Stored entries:
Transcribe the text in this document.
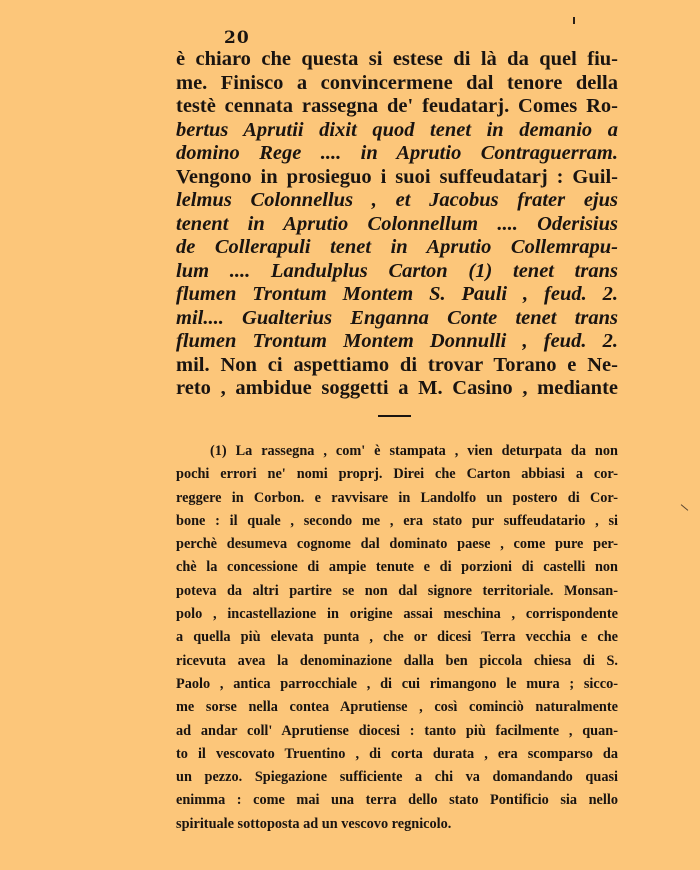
20
è chiaro che questa si estese di là da quel fiu-
me. Finisco a convincermene dal tenore della
testè cennata rassegna de' feudatarj. Comes Ro-
bertus Aprutii dixit quod tenet in demanio a
domino Rege .... in Aprutio Contraguerram.
Vengono in prosieguo i suoi suffeudatarj : Guil-
lelmus Colonnellus , et Jacobus frater ejus
tenent in Aprutio Colonnellum .... Oderisius
de Collerapuli tenet in Aprutio Collemrapu-
lum .... Landulplus Carton (1) tenet trans
flumen Trontum Montem S. Pauli , feud. 2.
mil.... Gualterius Enganna Conte tenet trans
flumen Trontum Montem Donnulli , feud. 2.
mil. Non ci aspettiamo di trovar Torano e Ne-
reto , ambidue soggetti a M. Casino , mediante
(1) La rassegna , com' è stampata , vien deturpata da non
pochi errori ne' nomi proprj. Direi che Carton abbiasi a cor-
reggere in Corbon. e ravvisare in Landolfo un postero di Cor-
bone : il quale , secondo me , era stato pur suffeudatario , si
perchè desumeva cognome dal dominato paese , come pure per-
chè la concessione di ampie tenute e di porzioni di castelli non
poteva da altri partire se non dal signore territoriale. Monsan-
polo , incastellazione in origine assai meschina , corrispondente
a quella più elevata punta , che or dicesi Terra vecchia e che
ricevuta avea la denominazione dalla ben piccola chiesa di S.
Paolo , antica parrocchiale , di cui rimangono le mura ; sicco-
me sorse nella contea Aprutiense , così cominciò naturalmente
ad andar coll' Aprutiense diocesi : tanto più facilmente , quan-
to il vescovato Truentino , di corta durata , era scomparso da
un pezzo. Spiegazione sufficiente a chi va domandando quasi
enimma : come mai una terra dello stato Pontificio sia nello
spirituale sottoposta ad un vescovo regnicolo.
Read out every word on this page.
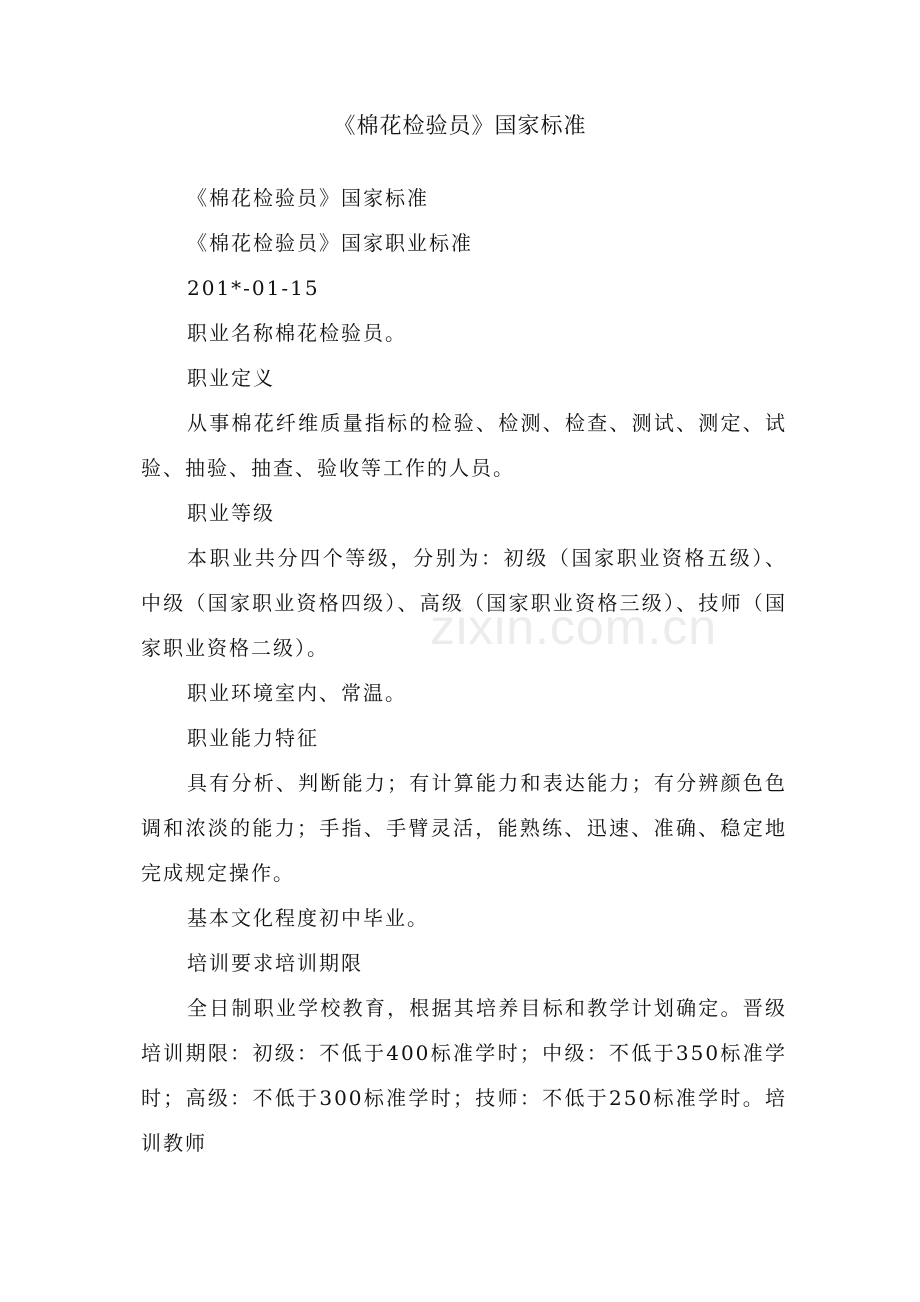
《棉花检验员》国家标准

《棉花检验员》国家标准

《棉花检验员》国家职业标准

201*-01-15

职业名称棉花检验员。

职业定义

从事棉花纤维质量指标的检验、检测、检查、测试、测定、试验、抽验、抽查、验收等工作的人员。

职业等级

本职业共分四个等级，分别为：初级（国家职业资格五级）、中级（国家职业资格四级）、高级（国家职业资格三级）、技师（国家职业资格二级）。

职业环境室内、常温。

职业能力特征

具有分析、判断能力；有计算能力和表达能力；有分辨颜色色调和浓淡的能力；手指、手臂灵活，能熟练、迅速、准确、稳定地完成规定操作。

基本文化程度初中毕业。

培训要求培训期限

全日制职业学校教育，根据其培养目标和教学计划确定。晋级培训期限：初级：不低于400标准学时；中级：不低于350标准学时；高级：不低于300标准学时；技师：不低于250标准学时。培训教师

zixin.com.cn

**Objective**
Take every line from the records above that has the word "stato" and copy it.

**Correct output**
bone : il quale , secondo me , era stato pur suffeudatario , si
enimma : come mai una terra dello stato Pontificio sia nello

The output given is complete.